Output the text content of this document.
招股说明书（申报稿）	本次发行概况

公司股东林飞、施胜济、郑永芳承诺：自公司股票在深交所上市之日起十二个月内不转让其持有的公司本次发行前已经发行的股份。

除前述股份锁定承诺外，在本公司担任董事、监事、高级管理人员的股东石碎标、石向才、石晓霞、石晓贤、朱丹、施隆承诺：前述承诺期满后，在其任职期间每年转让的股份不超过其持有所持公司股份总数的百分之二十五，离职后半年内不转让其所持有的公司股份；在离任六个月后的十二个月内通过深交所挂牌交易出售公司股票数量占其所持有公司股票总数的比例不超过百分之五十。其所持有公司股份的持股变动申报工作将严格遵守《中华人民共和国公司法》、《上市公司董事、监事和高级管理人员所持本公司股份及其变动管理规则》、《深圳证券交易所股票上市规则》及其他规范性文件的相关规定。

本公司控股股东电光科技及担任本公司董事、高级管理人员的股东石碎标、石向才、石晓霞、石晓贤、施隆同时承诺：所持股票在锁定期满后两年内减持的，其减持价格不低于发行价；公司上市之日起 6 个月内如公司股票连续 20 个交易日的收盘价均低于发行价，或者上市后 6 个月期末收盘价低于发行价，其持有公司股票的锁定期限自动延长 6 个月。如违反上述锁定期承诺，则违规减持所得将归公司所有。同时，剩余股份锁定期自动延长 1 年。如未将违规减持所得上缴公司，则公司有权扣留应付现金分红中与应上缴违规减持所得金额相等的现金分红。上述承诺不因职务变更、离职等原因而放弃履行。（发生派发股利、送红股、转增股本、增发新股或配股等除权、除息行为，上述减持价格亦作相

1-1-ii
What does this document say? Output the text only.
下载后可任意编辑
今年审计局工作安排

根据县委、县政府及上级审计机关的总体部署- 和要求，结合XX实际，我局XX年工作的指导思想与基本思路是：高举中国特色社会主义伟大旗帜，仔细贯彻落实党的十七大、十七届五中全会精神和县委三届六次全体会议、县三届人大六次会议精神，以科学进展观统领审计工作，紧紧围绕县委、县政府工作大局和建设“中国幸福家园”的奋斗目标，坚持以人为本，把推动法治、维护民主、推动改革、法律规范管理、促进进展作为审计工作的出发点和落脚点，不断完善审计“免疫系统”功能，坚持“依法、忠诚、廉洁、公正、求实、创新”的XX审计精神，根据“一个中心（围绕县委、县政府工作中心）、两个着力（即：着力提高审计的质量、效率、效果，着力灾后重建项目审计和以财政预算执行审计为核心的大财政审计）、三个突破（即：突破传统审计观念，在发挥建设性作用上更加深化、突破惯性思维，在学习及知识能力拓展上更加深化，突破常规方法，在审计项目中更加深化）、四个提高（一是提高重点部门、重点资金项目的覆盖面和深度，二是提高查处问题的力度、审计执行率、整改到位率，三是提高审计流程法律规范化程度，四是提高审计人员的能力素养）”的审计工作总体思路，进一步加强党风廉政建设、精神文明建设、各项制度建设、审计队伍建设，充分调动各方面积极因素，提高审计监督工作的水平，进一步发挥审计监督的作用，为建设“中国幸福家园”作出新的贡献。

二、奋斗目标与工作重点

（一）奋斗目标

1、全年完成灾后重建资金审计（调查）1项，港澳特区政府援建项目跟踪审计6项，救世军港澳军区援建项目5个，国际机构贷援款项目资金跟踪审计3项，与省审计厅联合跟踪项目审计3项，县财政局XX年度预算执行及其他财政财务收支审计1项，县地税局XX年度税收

- [Short problem]
Write down all the entries again without a single difference.

- [Response to this task]
Output the text content of this document.
招股说明书（申报稿）	本次发行概况

公司股东林飞、施胜济、郑永芳承诺：自公司股票在深交所上市之日起十二个月内不转让其持有的公司本次发行前已经发行的股份。

除前述股份锁定承诺外，在本公司担任董事、监事、高级管理人员的股东石碎标、石向才、石晓霞、石晓贤、朱丹、施隆承诺：前述承诺期满后，在其任职期间每年转让的股份不超过其持有所持公司股份总数的百分之二十五，离职后半年内不转让其所持有的公司股份；在离任六个月后的十二个月内通过深交所挂牌交易出售公司股票数量占其所持有公司股票总数的比例不超过百分之五十。其所持有公司股份的持股变动申报工作将严格遵守《中华人民共和国公司法》、《上市公司董事、监事和高级管理人员所持本公司股份及其变动管理规则》、《深圳证券交易所股票上市规则》及其他规范性文件的相关规定。

本公司控股股东电光科技及担任本公司董事、高级管理人员的股东石碎标、石向才、石晓霞、石晓贤、施隆同时承诺：所持股票在锁定期满后两年内减持的，其减持价格不低于发行价；公司上市之日起 6 个月内如公司股票连续 20 个交易日的收盘价均低于发行价，或者上市后 6 个月期末收盘价低于发行价，其持有公司股票的锁定期限自动延长 6 个月。如违反上述锁定期承诺，则违规减持所得将归公司所有。同时，剩余股份锁定期自动延长 1 年。如未将违规减持所得上缴公司，则公司有权扣留应付现金分红中与应上缴违规减持所得金额相等的现金分红。上述承诺不因职务变更、离职等原因而放弃履行。（发生派发股利、送红股、转增股本、增发新股或配股等除权、除息行为，上述减持价格亦作相

1-1-ii
What does this document say? Output the text only.
下载后可任意编辑
今年审计局工作安排

根据县委、县政府及上级审计机关的总体部署- 和要求，结合XX实际，我局XX年工作的指导思想与基本思路是：高举中国特色社会主义伟大旗帜，仔细贯彻落实党的十七大、十七届五中全会精神和县委三届六次全体会议、县三届人大六次会议精神，以科学进展观统领审计工作，紧紧围绕县委、县政府工作大局和建设“中国幸福家园”的奋斗目标，坚持以人为本，把推动法治、维护民主、推动改革、法律规范管理、促进进展作为审计工作的出发点和落脚点，不断完善审计“免疫系统”功能，坚持“依法、忠诚、廉洁、公正、求实、创新”的XX审计精神，根据“一个中心（围绕县委、县政府工作中心）、两个着力（即：着力提高审计的质量、效率、效果，着力灾后重建项目审计和以财政预算执行审计为核心的大财政审计）、三个突破（即：突破传统审计观念，在发挥建设性作用上更加深化、突破惯性思维，在学习及知识能力拓展上更加深化，突破常规方法，在审计项目中更加深化）、四个提高（一是提高重点部门、重点资金项目的覆盖面和深度，二是提高查处问题的力度、审计执行率、整改到位率，三是提高审计流程法律规范化程度，四是提高审计人员的能力素养）”的审计工作总体思路，进一步加强党风廉政建设、精神文明建设、各项制度建设、审计队伍建设，充分调动各方面积极因素，提高审计监督工作的水平，进一步发挥审计监督的作用，为建设“中国幸福家园”作出新的贡献。

二、奋斗目标与工作重点

（一）奋斗目标

1、全年完成灾后重建资金审计（调查）1项，港澳特区政府援建项目跟踪审计6项，救世军港澳军区援建项目5个，国际机构贷援款项目资金跟踪审计3项，与省审计厅联合跟踪项目审计3项，县财政局XX年度预算执行及其他财政财务收支审计1项，县地税局XX年度税收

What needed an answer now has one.